--- Stated exercise ---
From the entries below, copy every line where the string "chambres" appears.

◆ ◆ ◆

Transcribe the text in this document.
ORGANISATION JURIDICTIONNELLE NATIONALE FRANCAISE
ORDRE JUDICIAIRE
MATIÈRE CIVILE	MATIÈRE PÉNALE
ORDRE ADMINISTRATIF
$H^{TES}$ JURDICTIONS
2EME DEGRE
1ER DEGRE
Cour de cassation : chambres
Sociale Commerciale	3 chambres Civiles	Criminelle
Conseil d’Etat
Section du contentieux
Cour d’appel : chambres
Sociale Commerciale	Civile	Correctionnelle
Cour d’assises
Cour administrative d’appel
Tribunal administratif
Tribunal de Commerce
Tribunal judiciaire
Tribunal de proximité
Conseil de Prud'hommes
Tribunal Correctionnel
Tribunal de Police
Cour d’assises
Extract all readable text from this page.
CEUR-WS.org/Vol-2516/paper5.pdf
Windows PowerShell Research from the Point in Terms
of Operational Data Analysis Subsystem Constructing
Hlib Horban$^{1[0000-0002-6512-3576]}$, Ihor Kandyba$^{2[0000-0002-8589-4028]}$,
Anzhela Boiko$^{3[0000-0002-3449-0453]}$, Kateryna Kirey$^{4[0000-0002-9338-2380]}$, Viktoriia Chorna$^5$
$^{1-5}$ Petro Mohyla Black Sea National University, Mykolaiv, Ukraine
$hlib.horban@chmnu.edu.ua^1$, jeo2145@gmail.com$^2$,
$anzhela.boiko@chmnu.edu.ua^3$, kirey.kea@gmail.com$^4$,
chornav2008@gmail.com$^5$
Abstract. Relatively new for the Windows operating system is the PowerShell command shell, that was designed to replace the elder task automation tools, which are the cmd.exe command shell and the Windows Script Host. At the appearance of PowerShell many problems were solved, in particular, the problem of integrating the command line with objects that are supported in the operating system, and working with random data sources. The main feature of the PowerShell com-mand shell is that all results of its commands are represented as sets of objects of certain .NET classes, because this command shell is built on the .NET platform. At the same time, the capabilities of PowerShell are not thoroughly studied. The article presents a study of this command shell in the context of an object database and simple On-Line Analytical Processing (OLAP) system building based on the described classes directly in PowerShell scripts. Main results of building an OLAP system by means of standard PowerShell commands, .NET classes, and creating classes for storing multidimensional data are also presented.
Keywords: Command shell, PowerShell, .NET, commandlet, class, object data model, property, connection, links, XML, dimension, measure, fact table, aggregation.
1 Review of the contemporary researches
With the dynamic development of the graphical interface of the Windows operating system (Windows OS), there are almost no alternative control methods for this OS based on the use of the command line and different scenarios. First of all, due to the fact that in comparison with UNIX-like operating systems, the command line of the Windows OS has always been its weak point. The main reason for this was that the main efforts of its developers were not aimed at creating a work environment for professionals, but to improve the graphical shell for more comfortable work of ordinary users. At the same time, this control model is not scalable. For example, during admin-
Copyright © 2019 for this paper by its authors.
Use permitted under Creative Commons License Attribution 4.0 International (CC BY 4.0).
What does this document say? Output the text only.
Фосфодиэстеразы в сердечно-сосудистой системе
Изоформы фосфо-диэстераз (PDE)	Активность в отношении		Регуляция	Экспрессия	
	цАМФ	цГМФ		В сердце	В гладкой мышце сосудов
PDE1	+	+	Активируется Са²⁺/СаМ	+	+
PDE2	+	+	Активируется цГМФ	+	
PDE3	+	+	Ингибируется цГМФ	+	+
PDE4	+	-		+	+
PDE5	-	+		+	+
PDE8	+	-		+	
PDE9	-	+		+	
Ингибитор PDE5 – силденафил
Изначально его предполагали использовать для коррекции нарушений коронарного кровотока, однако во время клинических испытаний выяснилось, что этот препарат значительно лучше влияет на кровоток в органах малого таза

◆ ◆ ◆

--- Answer to this task ---
Cour de cassation : chambres
Sociale Commerciale	3 chambres Civiles	Criminelle
Cour d’appel : chambres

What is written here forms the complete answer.